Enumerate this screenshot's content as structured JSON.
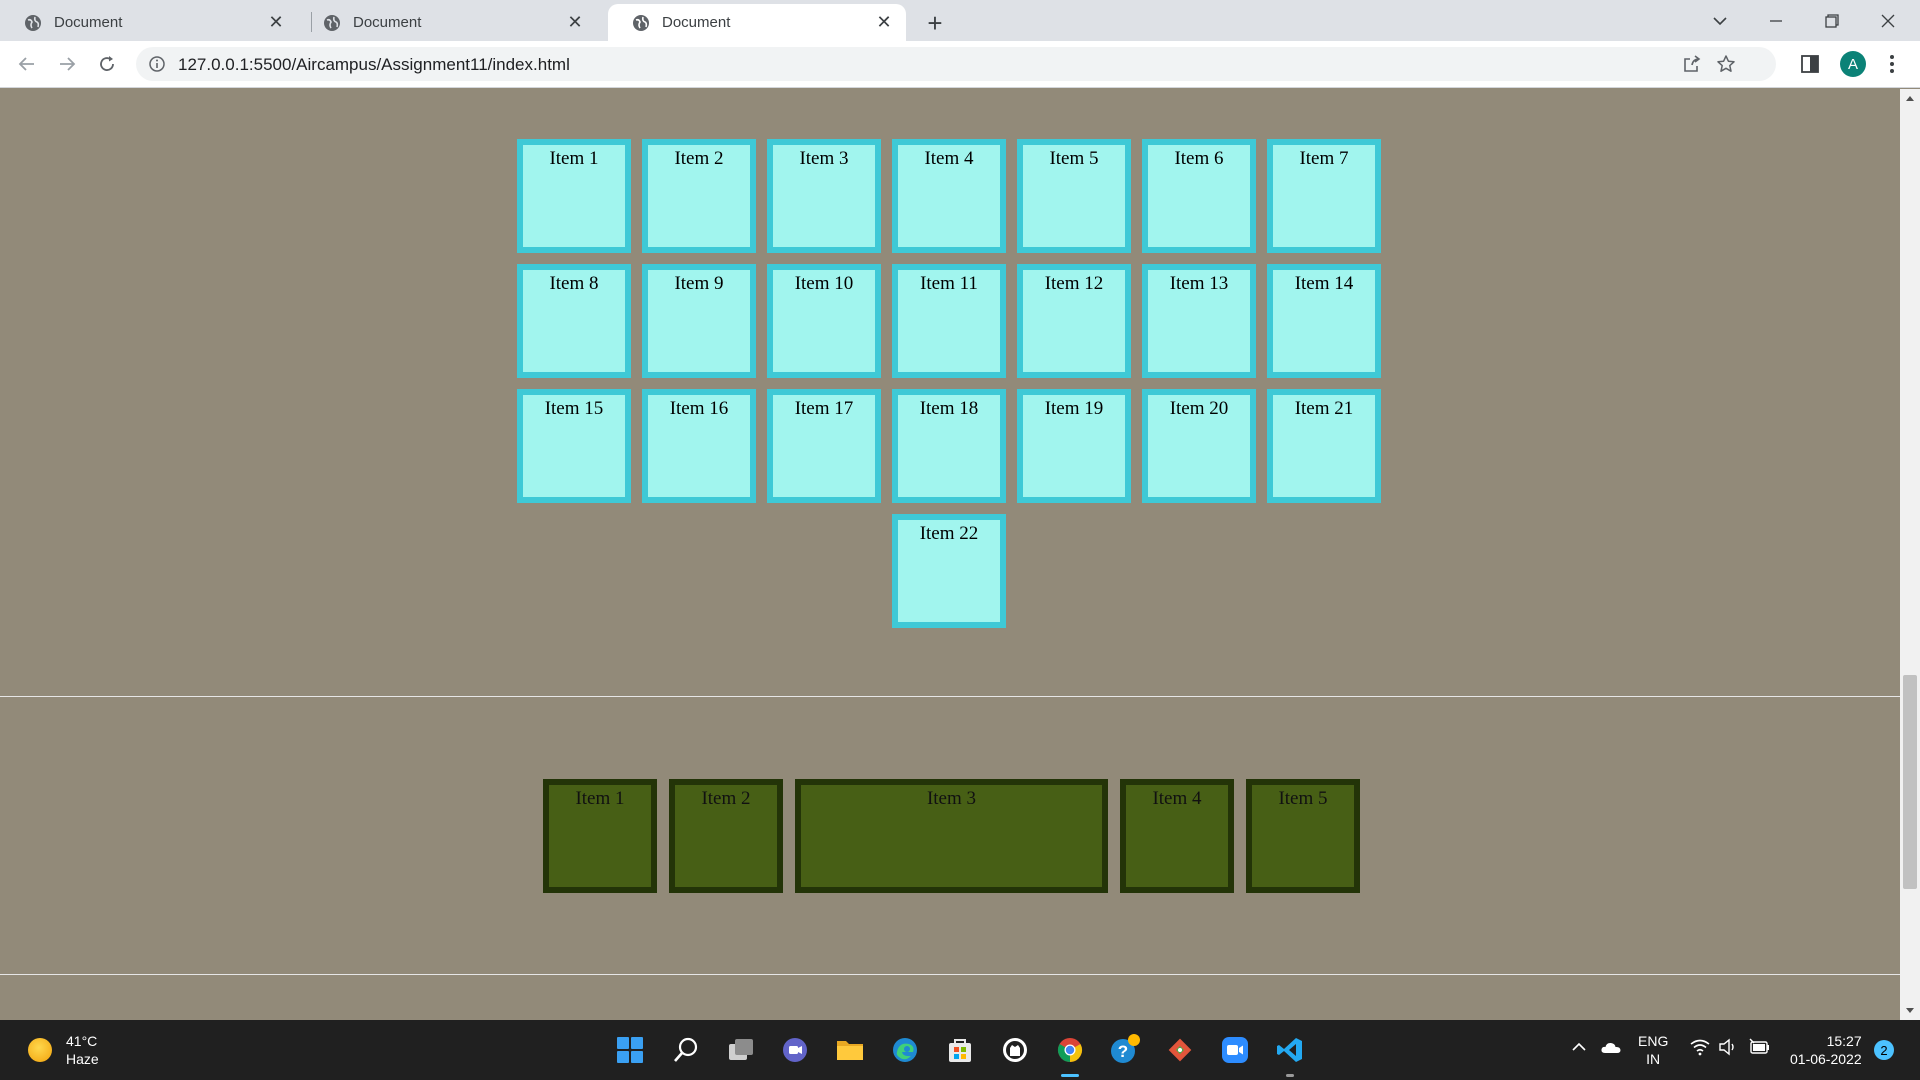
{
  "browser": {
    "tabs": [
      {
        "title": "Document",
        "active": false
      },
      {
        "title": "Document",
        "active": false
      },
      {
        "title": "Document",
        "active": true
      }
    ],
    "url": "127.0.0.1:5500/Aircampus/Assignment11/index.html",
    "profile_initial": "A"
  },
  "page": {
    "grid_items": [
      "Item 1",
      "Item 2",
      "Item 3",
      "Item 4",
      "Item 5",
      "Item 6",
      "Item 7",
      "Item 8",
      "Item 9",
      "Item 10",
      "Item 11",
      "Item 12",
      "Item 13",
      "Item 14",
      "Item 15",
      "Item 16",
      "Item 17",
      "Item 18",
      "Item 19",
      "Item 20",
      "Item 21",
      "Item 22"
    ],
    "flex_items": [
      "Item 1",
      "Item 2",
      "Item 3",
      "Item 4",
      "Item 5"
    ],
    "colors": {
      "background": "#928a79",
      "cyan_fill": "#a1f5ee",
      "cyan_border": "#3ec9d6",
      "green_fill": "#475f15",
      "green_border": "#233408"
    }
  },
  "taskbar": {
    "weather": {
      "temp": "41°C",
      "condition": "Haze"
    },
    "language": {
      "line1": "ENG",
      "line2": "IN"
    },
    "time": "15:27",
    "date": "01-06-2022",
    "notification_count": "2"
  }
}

=====

[To do]: Print each line of the material above exactly, with the pictures removed from your copy.

[Output for this task]:
Enumerate this screenshot's content as structured JSON.
{
  "browser": {
    "tabs": [
      {
        "title": "Document",
        "active": false
      },
      {
        "title": "Document",
        "active": false
      },
      {
        "title": "Document",
        "active": true
      }
    ],
    "url": "127.0.0.1:5500/Aircampus/Assignment11/index.html",
    "profile_initial": "A"
  },
  "page": {
    "grid_items": [
      "Item 1",
      "Item 2",
      "Item 3",
      "Item 4",
      "Item 5",
      "Item 6",
      "Item 7",
      "Item 8",
      "Item 9",
      "Item 10",
      "Item 11",
      "Item 12",
      "Item 13",
      "Item 14",
      "Item 15",
      "Item 16",
      "Item 17",
      "Item 18",
      "Item 19",
      "Item 20",
      "Item 21",
      "Item 22"
    ],
    "flex_items": [
      "Item 1",
      "Item 2",
      "Item 3",
      "Item 4",
      "Item 5"
    ],
    "colors": {
      "background": "#928a79",
      "cyan_fill": "#a1f5ee",
      "cyan_border": "#3ec9d6",
      "green_fill": "#475f15",
      "green_border": "#233408"
    }
  },
  "taskbar": {
    "weather": {
      "temp": "41°C",
      "condition": "Haze"
    },
    "language": {
      "line1": "ENG",
      "line2": "IN"
    },
    "time": "15:27",
    "date": "01-06-2022",
    "notification_count": "2"
  }
}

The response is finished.